• [Description of the task] Find the lines holding "anonymized" and copy them.

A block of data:
** Begin **
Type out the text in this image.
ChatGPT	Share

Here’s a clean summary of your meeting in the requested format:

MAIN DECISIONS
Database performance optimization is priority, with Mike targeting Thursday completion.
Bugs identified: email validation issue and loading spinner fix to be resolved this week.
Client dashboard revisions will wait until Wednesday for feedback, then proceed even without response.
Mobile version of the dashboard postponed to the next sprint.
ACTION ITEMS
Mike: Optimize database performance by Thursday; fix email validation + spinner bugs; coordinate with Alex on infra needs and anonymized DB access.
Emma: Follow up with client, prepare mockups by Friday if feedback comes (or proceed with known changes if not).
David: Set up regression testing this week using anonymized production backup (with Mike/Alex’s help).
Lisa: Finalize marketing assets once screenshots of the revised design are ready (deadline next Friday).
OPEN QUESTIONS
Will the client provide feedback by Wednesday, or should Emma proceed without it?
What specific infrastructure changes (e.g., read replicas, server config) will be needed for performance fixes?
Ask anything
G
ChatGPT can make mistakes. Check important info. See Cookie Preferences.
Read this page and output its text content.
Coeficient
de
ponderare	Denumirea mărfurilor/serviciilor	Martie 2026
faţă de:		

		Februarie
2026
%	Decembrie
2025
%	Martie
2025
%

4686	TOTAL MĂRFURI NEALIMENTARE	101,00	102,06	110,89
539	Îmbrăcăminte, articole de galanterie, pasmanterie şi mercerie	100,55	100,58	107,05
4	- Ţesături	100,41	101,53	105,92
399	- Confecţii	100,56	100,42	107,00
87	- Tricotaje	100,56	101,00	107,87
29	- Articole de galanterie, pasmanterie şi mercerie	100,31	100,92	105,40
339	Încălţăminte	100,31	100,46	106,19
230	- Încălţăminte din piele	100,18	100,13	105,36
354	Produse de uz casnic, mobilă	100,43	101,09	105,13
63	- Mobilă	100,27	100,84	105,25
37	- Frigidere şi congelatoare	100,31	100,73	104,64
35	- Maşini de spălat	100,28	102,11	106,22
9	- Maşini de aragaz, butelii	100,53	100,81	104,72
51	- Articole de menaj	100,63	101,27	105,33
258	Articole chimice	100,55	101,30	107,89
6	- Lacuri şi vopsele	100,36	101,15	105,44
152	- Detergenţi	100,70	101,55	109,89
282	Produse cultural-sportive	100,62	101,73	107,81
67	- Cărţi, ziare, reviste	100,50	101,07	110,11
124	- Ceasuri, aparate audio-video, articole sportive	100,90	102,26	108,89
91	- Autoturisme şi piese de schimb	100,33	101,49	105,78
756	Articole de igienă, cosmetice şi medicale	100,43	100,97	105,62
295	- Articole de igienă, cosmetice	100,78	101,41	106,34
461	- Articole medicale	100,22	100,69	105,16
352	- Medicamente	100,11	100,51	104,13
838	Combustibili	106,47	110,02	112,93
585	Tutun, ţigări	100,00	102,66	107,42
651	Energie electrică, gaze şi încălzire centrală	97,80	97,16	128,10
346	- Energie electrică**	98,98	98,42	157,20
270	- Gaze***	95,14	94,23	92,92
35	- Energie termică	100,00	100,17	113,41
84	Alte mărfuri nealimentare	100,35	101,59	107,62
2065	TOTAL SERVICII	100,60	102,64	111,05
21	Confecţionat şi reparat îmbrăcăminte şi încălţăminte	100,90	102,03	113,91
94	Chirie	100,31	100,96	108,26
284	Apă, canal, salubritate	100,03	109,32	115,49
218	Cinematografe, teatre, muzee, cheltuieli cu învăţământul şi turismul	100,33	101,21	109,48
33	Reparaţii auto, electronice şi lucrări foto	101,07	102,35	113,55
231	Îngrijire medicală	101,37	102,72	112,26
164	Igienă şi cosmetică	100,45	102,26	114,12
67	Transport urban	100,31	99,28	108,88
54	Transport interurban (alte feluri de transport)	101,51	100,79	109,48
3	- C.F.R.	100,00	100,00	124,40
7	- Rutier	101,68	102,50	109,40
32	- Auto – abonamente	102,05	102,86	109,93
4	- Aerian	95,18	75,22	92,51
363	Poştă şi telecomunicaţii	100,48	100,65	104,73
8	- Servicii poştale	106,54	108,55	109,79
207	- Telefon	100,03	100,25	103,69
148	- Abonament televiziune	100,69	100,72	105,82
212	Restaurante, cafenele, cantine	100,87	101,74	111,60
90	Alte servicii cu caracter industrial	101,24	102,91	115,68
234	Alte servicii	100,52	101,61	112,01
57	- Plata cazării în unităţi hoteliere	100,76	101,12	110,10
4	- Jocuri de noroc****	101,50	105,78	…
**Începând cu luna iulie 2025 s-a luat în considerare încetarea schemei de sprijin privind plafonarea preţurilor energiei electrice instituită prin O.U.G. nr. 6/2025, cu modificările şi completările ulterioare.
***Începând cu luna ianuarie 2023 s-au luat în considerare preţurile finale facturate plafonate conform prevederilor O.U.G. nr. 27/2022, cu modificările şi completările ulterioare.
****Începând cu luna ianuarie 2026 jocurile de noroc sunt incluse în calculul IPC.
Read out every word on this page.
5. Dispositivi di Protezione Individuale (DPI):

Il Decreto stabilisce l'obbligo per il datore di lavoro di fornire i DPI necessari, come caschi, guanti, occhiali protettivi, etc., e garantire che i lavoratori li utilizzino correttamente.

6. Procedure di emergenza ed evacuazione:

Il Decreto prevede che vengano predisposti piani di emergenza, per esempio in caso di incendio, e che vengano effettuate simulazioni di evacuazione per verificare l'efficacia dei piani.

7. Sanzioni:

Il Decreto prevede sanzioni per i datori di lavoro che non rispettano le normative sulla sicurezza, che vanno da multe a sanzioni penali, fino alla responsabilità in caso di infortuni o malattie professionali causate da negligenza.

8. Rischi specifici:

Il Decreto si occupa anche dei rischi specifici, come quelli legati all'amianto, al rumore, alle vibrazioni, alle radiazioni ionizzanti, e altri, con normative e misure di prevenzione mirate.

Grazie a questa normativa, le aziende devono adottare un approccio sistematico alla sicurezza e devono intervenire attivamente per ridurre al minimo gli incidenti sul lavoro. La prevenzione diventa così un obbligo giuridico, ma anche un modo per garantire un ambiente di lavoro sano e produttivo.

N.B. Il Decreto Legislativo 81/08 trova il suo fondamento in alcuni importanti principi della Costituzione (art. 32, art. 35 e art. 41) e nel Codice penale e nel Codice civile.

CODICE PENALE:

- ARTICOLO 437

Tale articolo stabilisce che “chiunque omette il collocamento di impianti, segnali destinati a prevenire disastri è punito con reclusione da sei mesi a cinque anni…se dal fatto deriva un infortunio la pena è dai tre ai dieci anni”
** End **
• [Task output]
Mike: Optimize database performance by Thursday; fix email validation + spinner bugs; coordinate with Alex on infra needs and anonymized DB access.
David: Set up regression testing this week using anonymized production backup (with Mike/Alex’s help).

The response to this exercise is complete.